__Figure data in JSON__
<<<<
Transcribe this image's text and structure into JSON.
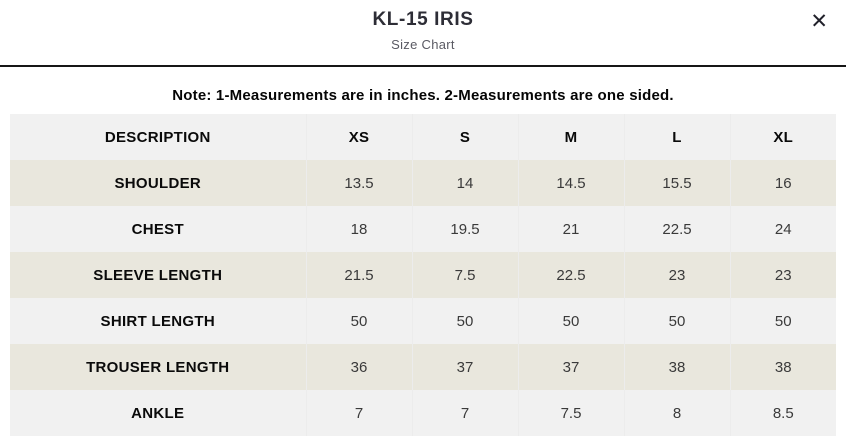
{
  "header": {
    "title": "KL-15 IRIS",
    "subtitle": "Size Chart",
    "close_icon": "✕"
  },
  "note": "Note: 1-Measurements are in inches. 2-Measurements are one sided.",
  "table": {
    "columns": [
      "DESCRIPTION",
      "XS",
      "S",
      "M",
      "L",
      "XL"
    ],
    "rows": [
      {
        "label": "SHOULDER",
        "values": [
          "13.5",
          "14",
          "14.5",
          "15.5",
          "16"
        ]
      },
      {
        "label": "CHEST",
        "values": [
          "18",
          "19.5",
          "21",
          "22.5",
          "24"
        ]
      },
      {
        "label": "SLEEVE LENGTH",
        "values": [
          "21.5",
          "7.5",
          "22.5",
          "23",
          "23"
        ]
      },
      {
        "label": "SHIRT LENGTH",
        "values": [
          "50",
          "50",
          "50",
          "50",
          "50"
        ]
      },
      {
        "label": "TROUSER LENGTH",
        "values": [
          "36",
          "37",
          "37",
          "38",
          "38"
        ]
      },
      {
        "label": "ANKLE",
        "values": [
          "7",
          "7",
          "7.5",
          "8",
          "8.5"
        ]
      }
    ]
  },
  "colors": {
    "divider": "#161616",
    "row_beige": "#e9e7dd",
    "row_gray": "#f1f1f1",
    "cell_border": "#ececec",
    "title_text": "#2d2d36",
    "subtitle_text": "#5a5a63"
  }
}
>>>>
__What the exercise asks__
Extract all the data above exactly, excluding every picture.

__The result__
Transcribe this image's text and structure into JSON.
{
  "header": {
    "title": "KL-15 IRIS",
    "subtitle": "Size Chart",
    "close_icon": "✕"
  },
  "note": "Note: 1-Measurements are in inches. 2-Measurements are one sided.",
  "table": {
    "columns": [
      "DESCRIPTION",
      "XS",
      "S",
      "M",
      "L",
      "XL"
    ],
    "rows": [
      {
        "label": "SHOULDER",
        "values": [
          "13.5",
          "14",
          "14.5",
          "15.5",
          "16"
        ]
      },
      {
        "label": "CHEST",
        "values": [
          "18",
          "19.5",
          "21",
          "22.5",
          "24"
        ]
      },
      {
        "label": "SLEEVE LENGTH",
        "values": [
          "21.5",
          "7.5",
          "22.5",
          "23",
          "23"
        ]
      },
      {
        "label": "SHIRT LENGTH",
        "values": [
          "50",
          "50",
          "50",
          "50",
          "50"
        ]
      },
      {
        "label": "TROUSER LENGTH",
        "values": [
          "36",
          "37",
          "37",
          "38",
          "38"
        ]
      },
      {
        "label": "ANKLE",
        "values": [
          "7",
          "7",
          "7.5",
          "8",
          "8.5"
        ]
      }
    ]
  },
  "colors": {
    "divider": "#161616",
    "row_beige": "#e9e7dd",
    "row_gray": "#f1f1f1",
    "cell_border": "#ececec",
    "title_text": "#2d2d36",
    "subtitle_text": "#5a5a63"
  }
}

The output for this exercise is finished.